___ Data for the task ___
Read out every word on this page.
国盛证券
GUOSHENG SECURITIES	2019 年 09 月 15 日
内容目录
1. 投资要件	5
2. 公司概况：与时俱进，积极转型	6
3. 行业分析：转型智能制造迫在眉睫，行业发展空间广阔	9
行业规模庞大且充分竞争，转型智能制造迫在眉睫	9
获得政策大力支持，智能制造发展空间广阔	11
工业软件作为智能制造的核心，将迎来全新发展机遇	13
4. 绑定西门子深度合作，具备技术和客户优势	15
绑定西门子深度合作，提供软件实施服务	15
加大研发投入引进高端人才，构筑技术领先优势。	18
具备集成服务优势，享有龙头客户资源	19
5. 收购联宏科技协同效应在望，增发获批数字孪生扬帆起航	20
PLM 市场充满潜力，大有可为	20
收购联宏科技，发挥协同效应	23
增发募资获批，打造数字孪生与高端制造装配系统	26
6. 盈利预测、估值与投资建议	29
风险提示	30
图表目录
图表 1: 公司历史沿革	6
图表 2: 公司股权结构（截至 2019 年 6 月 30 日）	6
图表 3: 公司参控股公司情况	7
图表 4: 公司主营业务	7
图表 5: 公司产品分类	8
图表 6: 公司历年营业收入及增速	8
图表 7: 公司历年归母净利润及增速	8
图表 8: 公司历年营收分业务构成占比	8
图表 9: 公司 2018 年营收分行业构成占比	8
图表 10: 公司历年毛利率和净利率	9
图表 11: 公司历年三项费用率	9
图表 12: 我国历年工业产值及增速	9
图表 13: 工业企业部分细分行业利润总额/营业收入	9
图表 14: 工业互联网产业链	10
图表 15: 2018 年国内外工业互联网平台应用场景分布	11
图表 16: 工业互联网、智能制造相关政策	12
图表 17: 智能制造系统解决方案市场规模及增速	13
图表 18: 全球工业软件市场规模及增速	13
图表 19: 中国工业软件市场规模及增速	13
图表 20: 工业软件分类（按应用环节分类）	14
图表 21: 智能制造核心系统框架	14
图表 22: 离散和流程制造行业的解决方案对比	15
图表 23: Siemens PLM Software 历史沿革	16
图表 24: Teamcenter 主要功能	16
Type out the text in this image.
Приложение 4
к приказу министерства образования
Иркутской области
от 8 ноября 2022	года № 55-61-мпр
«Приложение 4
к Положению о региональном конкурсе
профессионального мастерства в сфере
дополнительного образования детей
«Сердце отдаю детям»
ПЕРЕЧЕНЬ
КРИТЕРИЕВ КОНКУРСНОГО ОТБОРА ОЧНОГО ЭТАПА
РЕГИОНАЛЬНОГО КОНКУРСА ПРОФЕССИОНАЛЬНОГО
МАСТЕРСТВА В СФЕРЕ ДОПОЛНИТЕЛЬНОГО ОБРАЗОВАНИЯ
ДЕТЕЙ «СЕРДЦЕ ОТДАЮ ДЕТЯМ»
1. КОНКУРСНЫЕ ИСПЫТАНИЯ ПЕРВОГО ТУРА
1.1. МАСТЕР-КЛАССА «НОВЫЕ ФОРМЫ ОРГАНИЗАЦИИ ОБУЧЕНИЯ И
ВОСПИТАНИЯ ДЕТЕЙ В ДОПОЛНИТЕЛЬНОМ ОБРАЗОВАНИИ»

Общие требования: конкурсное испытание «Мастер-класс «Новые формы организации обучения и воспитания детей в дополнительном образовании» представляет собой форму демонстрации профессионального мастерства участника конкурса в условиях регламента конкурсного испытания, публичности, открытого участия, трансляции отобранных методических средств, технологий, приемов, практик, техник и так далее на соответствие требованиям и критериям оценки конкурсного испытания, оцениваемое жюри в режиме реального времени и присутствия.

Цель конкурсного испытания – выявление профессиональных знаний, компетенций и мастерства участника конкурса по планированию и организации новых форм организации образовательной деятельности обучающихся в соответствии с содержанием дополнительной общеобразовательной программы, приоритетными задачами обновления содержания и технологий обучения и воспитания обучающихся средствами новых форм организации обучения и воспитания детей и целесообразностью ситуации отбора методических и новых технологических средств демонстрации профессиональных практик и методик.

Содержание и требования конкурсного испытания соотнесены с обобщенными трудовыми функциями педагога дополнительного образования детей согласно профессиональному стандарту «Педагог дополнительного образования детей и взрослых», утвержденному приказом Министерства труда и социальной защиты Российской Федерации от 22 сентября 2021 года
___
» **Prompt**: Make an exact copy of the material above.

» **Exercise response**:
Read out every word on this page.
国盛证券
GUOSHENG SECURITIES	2019 年 09 月 15 日
内容目录
1. 投资要件	5
2. 公司概况：与时俱进，积极转型	6
3. 行业分析：转型智能制造迫在眉睫，行业发展空间广阔	9
行业规模庞大且充分竞争，转型智能制造迫在眉睫	9
获得政策大力支持，智能制造发展空间广阔	11
工业软件作为智能制造的核心，将迎来全新发展机遇	13
4. 绑定西门子深度合作，具备技术和客户优势	15
绑定西门子深度合作，提供软件实施服务	15
加大研发投入引进高端人才，构筑技术领先优势。	18
具备集成服务优势，享有龙头客户资源	19
5. 收购联宏科技协同效应在望，增发获批数字孪生扬帆起航	20
PLM 市场充满潜力，大有可为	20
收购联宏科技，发挥协同效应	23
增发募资获批，打造数字孪生与高端制造装配系统	26
6. 盈利预测、估值与投资建议	29
风险提示	30
图表目录
图表 1: 公司历史沿革	6
图表 2: 公司股权结构（截至 2019 年 6 月 30 日）	6
图表 3: 公司参控股公司情况	7
图表 4: 公司主营业务	7
图表 5: 公司产品分类	8
图表 6: 公司历年营业收入及增速	8
图表 7: 公司历年归母净利润及增速	8
图表 8: 公司历年营收分业务构成占比	8
图表 9: 公司 2018 年营收分行业构成占比	8
图表 10: 公司历年毛利率和净利率	9
图表 11: 公司历年三项费用率	9
图表 12: 我国历年工业产值及增速	9
图表 13: 工业企业部分细分行业利润总额/营业收入	9
图表 14: 工业互联网产业链	10
图表 15: 2018 年国内外工业互联网平台应用场景分布	11
图表 16: 工业互联网、智能制造相关政策	12
图表 17: 智能制造系统解决方案市场规模及增速	13
图表 18: 全球工业软件市场规模及增速	13
图表 19: 中国工业软件市场规模及增速	13
图表 20: 工业软件分类（按应用环节分类）	14
图表 21: 智能制造核心系统框架	14
图表 22: 离散和流程制造行业的解决方案对比	15
图表 23: Siemens PLM Software 历史沿革	16
图表 24: Teamcenter 主要功能	16
Type out the text in this image.
Приложение 4
к приказу министерства образования
Иркутской области
от 8 ноября 2022	года № 55-61-мпр
«Приложение 4
к Положению о региональном конкурсе
профессионального мастерства в сфере
дополнительного образования детей
«Сердце отдаю детям»
ПЕРЕЧЕНЬ
КРИТЕРИЕВ КОНКУРСНОГО ОТБОРА ОЧНОГО ЭТАПА
РЕГИОНАЛЬНОГО КОНКУРСА ПРОФЕССИОНАЛЬНОГО
МАСТЕРСТВА В СФЕРЕ ДОПОЛНИТЕЛЬНОГО ОБРАЗОВАНИЯ
ДЕТЕЙ «СЕРДЦЕ ОТДАЮ ДЕТЯМ»
1. КОНКУРСНЫЕ ИСПЫТАНИЯ ПЕРВОГО ТУРА
1.1. МАСТЕР-КЛАССА «НОВЫЕ ФОРМЫ ОРГАНИЗАЦИИ ОБУЧЕНИЯ И
ВОСПИТАНИЯ ДЕТЕЙ В ДОПОЛНИТЕЛЬНОМ ОБРАЗОВАНИИ»

Общие требования: конкурсное испытание «Мастер-класс «Новые формы организации обучения и воспитания детей в дополнительном образовании» представляет собой форму демонстрации профессионального мастерства участника конкурса в условиях регламента конкурсного испытания, публичности, открытого участия, трансляции отобранных методических средств, технологий, приемов, практик, техник и так далее на соответствие требованиям и критериям оценки конкурсного испытания, оцениваемое жюри в режиме реального времени и присутствия.

Цель конкурсного испытания – выявление профессиональных знаний, компетенций и мастерства участника конкурса по планированию и организации новых форм организации образовательной деятельности обучающихся в соответствии с содержанием дополнительной общеобразовательной программы, приоритетными задачами обновления содержания и технологий обучения и воспитания обучающихся средствами новых форм организации обучения и воспитания детей и целесообразностью ситуации отбора методических и новых технологических средств демонстрации профессиональных практик и методик.

Содержание и требования конкурсного испытания соотнесены с обобщенными трудовыми функциями педагога дополнительного образования детей согласно профессиональному стандарту «Педагог дополнительного образования детей и взрослых», утвержденному приказом Министерства труда и социальной защиты Российской Федерации от 22 сентября 2021 года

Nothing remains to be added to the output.